** start Task inputs **
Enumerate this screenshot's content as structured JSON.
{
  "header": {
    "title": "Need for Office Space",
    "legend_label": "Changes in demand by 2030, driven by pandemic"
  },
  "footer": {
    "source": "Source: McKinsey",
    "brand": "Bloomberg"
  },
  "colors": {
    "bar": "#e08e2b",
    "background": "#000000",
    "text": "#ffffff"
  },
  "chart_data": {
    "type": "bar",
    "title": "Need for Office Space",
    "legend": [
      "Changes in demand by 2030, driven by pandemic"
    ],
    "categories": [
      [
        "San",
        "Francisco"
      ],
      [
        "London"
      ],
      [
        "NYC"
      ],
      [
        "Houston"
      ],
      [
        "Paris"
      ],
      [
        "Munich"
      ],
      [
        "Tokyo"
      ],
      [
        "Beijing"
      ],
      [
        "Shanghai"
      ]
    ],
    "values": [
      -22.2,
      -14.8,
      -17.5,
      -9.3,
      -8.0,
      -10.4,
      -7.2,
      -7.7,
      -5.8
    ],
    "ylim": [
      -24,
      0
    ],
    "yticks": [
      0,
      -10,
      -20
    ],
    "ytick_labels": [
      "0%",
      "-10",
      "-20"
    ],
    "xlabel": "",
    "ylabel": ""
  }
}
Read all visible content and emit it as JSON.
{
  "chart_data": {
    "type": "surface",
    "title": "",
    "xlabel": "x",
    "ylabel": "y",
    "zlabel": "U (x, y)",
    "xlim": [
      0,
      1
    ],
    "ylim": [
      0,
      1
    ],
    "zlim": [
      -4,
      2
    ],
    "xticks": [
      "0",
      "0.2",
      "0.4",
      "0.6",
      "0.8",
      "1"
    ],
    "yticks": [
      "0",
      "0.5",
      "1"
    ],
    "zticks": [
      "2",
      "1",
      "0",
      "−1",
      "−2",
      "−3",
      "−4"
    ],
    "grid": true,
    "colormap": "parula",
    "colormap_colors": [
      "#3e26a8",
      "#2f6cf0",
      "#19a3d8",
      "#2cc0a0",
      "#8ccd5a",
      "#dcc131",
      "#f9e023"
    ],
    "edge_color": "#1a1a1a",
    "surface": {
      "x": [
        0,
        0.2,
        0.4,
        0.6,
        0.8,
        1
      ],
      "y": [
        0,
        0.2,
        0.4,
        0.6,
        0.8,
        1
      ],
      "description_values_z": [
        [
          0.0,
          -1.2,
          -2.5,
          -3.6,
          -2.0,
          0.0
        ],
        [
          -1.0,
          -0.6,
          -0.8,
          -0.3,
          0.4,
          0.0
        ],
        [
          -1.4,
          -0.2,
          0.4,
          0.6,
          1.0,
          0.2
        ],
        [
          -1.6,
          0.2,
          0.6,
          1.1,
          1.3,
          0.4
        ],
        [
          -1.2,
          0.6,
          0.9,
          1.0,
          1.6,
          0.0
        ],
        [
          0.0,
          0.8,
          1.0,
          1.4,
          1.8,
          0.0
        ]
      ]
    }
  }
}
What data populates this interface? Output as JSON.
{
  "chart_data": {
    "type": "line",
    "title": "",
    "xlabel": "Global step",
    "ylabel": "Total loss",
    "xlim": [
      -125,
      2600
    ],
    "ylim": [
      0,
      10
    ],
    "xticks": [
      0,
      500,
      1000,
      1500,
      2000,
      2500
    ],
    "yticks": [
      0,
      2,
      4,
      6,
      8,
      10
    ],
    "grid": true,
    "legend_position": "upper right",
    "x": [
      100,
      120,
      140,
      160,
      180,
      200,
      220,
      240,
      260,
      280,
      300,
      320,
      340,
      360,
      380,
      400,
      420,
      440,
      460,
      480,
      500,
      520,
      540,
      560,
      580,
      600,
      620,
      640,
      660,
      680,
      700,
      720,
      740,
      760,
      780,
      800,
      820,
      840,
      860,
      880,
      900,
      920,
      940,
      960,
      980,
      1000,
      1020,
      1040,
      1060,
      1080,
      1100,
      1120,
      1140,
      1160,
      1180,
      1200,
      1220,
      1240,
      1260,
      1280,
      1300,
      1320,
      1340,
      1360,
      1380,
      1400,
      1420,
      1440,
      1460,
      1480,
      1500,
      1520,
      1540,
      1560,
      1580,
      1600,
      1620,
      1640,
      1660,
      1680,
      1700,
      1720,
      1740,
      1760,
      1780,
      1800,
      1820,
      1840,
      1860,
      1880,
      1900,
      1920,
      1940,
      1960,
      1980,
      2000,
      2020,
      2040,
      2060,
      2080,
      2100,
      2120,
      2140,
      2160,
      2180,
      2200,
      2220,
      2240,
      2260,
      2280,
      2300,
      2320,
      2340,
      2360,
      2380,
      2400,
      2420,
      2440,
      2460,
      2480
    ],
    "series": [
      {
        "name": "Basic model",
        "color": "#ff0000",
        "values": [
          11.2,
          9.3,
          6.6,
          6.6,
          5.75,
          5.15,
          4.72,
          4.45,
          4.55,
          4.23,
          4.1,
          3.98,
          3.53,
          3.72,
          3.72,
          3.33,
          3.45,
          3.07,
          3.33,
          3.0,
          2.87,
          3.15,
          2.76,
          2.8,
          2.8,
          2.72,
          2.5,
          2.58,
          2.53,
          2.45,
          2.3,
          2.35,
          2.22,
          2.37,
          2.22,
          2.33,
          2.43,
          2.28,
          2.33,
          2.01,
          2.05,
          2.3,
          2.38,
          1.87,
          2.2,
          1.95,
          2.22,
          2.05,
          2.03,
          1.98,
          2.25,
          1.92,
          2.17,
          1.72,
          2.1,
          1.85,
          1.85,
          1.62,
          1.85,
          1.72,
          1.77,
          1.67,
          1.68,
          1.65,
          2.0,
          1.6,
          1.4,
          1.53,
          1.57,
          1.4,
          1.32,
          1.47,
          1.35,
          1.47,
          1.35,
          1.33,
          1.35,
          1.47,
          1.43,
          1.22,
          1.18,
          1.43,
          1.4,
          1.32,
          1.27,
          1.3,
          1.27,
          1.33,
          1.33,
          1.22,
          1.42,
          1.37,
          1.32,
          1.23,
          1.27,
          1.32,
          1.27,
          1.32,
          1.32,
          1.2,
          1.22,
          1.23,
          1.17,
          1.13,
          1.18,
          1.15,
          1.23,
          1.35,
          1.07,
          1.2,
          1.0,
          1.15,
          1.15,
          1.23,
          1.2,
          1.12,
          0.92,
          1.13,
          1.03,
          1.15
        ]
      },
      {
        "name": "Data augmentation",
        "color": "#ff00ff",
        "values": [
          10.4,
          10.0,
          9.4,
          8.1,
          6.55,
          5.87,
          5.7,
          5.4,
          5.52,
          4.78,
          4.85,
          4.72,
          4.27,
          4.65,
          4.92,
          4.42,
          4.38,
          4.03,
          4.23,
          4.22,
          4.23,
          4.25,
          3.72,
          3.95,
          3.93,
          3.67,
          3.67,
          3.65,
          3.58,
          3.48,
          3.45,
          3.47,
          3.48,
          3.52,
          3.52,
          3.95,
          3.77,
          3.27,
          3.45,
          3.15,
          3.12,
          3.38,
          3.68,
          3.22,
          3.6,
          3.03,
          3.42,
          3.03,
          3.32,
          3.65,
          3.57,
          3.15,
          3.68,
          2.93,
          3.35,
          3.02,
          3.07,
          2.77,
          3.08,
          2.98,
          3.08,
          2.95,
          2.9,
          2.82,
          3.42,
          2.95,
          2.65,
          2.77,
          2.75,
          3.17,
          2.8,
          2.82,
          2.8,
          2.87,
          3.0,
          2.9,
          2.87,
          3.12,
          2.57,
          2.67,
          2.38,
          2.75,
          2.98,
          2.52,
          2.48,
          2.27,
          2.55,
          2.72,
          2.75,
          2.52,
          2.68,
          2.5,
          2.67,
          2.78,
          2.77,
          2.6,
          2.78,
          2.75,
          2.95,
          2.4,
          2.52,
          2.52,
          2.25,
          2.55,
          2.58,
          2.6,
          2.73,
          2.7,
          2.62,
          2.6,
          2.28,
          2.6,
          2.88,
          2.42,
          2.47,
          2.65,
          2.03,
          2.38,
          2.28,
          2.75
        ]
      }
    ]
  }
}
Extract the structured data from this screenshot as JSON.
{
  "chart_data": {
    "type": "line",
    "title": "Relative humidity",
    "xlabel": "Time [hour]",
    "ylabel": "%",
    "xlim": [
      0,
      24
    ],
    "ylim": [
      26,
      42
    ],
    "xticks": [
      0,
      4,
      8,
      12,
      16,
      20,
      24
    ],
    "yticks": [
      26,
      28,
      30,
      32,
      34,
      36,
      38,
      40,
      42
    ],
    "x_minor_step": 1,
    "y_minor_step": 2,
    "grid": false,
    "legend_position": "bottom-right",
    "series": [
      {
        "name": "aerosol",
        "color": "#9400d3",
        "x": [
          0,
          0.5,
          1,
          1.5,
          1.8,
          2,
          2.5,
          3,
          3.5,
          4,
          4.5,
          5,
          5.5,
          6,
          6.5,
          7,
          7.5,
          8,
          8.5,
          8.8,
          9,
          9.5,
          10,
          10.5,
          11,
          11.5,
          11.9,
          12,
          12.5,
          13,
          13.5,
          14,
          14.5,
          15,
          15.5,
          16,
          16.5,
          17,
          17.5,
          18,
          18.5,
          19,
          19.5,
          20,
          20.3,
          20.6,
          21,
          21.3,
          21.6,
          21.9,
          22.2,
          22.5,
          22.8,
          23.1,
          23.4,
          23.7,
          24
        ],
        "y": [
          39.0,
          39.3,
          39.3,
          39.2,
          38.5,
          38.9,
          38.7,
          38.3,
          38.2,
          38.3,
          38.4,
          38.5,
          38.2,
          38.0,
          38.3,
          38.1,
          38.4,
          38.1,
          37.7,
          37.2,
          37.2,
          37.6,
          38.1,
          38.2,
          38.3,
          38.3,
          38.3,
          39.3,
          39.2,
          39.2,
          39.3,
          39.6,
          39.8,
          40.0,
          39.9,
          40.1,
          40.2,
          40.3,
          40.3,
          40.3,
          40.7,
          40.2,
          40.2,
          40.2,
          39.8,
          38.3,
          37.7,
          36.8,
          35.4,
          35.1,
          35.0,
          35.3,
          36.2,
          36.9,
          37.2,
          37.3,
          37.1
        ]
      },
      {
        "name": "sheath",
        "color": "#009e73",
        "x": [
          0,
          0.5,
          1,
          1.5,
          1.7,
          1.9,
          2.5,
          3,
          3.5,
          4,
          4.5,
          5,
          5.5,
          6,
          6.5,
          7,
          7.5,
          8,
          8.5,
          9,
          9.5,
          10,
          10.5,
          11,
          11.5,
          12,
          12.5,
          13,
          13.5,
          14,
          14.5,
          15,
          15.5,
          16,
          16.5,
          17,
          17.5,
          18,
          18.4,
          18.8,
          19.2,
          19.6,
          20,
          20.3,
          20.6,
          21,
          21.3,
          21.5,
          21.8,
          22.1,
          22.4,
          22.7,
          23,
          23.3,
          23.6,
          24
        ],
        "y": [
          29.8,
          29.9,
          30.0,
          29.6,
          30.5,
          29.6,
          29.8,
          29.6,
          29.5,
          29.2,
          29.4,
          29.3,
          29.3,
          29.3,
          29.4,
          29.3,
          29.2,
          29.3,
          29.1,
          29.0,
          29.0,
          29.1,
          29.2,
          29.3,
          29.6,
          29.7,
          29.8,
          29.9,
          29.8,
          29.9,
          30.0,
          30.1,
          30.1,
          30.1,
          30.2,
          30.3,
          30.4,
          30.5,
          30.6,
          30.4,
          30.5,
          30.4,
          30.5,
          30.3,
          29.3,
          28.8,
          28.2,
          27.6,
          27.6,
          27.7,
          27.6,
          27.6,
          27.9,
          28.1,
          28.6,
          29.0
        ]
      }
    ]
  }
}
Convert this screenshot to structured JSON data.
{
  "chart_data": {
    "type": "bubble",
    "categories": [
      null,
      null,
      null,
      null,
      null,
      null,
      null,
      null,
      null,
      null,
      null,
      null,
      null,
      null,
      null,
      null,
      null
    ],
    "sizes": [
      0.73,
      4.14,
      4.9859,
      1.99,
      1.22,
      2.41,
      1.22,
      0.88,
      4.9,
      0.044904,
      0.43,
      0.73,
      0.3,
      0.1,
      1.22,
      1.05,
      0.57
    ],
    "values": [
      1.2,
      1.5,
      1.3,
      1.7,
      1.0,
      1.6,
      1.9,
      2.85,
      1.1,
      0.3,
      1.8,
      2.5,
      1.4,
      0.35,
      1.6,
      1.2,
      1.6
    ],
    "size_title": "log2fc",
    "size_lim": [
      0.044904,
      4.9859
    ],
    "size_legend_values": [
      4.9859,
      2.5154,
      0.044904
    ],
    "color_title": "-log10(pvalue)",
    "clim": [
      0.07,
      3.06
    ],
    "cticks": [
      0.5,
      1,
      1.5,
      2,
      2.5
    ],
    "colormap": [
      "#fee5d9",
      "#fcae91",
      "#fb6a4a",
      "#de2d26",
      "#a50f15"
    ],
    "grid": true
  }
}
** end Task inputs **
→ Exercise brief:
Write out each line of the data that holds the string "xlabel".

→ Exercise solution:
    "xlabel": "",
    "xlabel": "x",
    "xlabel": "Global step",
    "xlabel": "Time [hour]",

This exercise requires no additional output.